What you are asked to do:
Check every line of the entries that follow, and copy the ones containing "nFrequency".

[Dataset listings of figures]
--------------------------------

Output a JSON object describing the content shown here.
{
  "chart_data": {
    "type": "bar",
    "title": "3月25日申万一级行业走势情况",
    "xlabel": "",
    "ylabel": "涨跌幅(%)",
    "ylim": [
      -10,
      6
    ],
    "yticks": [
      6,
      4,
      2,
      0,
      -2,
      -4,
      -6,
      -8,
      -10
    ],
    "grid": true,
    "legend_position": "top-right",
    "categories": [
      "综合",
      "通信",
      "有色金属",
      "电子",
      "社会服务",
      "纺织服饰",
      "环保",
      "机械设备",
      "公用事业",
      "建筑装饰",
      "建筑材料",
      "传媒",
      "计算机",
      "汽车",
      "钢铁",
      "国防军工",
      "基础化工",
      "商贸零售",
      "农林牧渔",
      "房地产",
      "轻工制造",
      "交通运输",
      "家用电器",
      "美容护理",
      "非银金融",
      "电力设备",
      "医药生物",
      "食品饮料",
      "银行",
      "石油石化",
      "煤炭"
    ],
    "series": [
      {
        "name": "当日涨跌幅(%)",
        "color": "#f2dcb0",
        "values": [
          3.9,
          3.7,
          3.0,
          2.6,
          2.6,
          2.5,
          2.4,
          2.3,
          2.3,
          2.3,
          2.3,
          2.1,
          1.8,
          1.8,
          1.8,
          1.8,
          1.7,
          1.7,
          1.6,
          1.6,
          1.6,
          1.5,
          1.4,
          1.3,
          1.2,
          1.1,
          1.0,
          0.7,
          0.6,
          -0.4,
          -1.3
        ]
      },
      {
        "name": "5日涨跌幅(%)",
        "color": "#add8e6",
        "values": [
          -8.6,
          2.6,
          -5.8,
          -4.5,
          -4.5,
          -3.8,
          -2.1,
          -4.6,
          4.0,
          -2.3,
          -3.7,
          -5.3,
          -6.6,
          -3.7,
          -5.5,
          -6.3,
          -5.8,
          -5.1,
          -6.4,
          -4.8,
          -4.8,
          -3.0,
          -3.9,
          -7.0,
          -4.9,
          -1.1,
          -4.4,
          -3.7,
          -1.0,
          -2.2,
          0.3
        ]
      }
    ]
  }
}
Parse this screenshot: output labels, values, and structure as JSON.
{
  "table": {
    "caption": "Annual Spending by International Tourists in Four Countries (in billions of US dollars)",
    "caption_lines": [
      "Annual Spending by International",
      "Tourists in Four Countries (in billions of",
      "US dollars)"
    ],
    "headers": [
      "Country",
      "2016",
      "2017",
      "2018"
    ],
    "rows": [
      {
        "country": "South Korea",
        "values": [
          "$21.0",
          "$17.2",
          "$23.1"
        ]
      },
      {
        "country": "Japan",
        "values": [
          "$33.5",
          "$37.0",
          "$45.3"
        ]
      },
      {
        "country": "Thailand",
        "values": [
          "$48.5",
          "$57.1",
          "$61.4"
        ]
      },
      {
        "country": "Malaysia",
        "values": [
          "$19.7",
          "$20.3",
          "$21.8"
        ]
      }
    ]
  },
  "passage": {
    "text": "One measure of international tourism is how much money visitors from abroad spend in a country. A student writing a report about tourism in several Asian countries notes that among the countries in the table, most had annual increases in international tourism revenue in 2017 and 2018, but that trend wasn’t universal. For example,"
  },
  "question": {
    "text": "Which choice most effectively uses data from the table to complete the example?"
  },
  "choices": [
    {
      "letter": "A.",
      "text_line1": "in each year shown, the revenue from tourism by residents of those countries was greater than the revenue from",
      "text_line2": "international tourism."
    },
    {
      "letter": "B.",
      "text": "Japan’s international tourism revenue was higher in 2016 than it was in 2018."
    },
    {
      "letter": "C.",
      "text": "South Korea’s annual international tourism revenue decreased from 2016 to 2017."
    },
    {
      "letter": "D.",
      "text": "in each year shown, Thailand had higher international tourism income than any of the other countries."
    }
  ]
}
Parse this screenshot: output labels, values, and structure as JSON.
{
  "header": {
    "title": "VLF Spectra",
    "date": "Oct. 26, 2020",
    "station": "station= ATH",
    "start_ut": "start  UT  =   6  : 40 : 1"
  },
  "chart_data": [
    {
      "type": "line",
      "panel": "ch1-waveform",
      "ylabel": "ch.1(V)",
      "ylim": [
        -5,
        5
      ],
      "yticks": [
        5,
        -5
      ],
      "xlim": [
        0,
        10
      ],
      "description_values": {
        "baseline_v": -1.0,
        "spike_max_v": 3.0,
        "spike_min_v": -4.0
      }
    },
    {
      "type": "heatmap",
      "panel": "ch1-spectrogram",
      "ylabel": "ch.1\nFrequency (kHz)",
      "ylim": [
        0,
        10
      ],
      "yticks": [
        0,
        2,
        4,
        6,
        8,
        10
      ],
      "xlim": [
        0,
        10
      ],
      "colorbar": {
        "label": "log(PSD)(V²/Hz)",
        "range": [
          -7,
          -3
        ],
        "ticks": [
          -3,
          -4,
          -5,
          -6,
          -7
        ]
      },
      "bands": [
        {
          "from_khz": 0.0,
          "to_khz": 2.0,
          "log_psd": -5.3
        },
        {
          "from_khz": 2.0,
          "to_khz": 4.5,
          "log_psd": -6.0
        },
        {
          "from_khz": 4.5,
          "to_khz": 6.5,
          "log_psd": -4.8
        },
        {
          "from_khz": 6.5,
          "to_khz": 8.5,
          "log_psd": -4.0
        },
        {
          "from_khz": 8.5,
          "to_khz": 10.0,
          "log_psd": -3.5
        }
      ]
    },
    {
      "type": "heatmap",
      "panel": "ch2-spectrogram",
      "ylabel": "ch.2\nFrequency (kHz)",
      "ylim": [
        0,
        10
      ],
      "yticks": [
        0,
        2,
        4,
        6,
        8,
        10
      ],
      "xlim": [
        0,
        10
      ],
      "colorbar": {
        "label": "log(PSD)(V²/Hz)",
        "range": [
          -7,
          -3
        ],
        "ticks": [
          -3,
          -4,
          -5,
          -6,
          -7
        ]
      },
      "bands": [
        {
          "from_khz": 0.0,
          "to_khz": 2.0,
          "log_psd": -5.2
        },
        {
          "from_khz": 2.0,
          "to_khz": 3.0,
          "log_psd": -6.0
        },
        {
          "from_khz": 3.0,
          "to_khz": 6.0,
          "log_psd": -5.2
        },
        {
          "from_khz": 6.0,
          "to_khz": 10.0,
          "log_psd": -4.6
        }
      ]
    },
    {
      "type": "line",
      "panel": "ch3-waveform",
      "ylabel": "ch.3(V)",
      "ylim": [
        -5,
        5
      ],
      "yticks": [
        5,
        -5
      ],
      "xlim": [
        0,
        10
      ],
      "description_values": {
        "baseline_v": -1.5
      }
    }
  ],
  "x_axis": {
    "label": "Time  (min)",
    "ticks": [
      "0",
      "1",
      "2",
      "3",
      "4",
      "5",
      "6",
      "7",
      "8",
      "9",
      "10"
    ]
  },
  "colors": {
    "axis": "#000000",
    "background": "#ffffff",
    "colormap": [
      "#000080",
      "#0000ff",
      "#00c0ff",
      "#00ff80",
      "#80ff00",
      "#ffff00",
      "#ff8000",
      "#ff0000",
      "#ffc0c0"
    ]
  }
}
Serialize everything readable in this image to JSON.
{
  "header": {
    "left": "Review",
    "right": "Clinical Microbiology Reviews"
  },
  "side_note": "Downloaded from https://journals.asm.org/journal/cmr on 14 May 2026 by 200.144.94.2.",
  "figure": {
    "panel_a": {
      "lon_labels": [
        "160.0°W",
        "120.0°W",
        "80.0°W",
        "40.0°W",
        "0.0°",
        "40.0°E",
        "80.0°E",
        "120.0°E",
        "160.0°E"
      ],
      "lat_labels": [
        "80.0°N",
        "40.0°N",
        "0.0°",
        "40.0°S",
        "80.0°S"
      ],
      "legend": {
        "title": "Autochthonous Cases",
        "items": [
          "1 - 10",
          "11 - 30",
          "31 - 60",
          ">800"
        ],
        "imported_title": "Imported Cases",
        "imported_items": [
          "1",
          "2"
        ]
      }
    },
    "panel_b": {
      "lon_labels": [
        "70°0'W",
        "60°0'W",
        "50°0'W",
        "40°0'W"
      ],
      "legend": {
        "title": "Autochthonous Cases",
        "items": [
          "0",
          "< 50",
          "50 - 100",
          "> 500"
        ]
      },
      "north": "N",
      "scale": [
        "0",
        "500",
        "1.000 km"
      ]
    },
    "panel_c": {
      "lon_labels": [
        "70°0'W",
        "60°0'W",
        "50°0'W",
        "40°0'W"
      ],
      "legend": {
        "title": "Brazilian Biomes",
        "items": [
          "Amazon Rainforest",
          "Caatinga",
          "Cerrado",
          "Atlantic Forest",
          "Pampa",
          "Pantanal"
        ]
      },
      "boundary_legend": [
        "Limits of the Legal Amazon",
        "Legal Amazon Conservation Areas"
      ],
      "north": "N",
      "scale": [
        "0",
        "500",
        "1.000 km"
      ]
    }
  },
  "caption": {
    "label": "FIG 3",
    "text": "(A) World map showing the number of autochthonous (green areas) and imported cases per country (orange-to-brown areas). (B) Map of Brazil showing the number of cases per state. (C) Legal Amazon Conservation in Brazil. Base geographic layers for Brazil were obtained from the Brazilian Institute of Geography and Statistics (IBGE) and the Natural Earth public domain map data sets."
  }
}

--------------------------------

Solved exercise:
      "ylabel": "ch.1\nFrequency (kHz)",
      "ylabel": "ch.2\nFrequency (kHz)",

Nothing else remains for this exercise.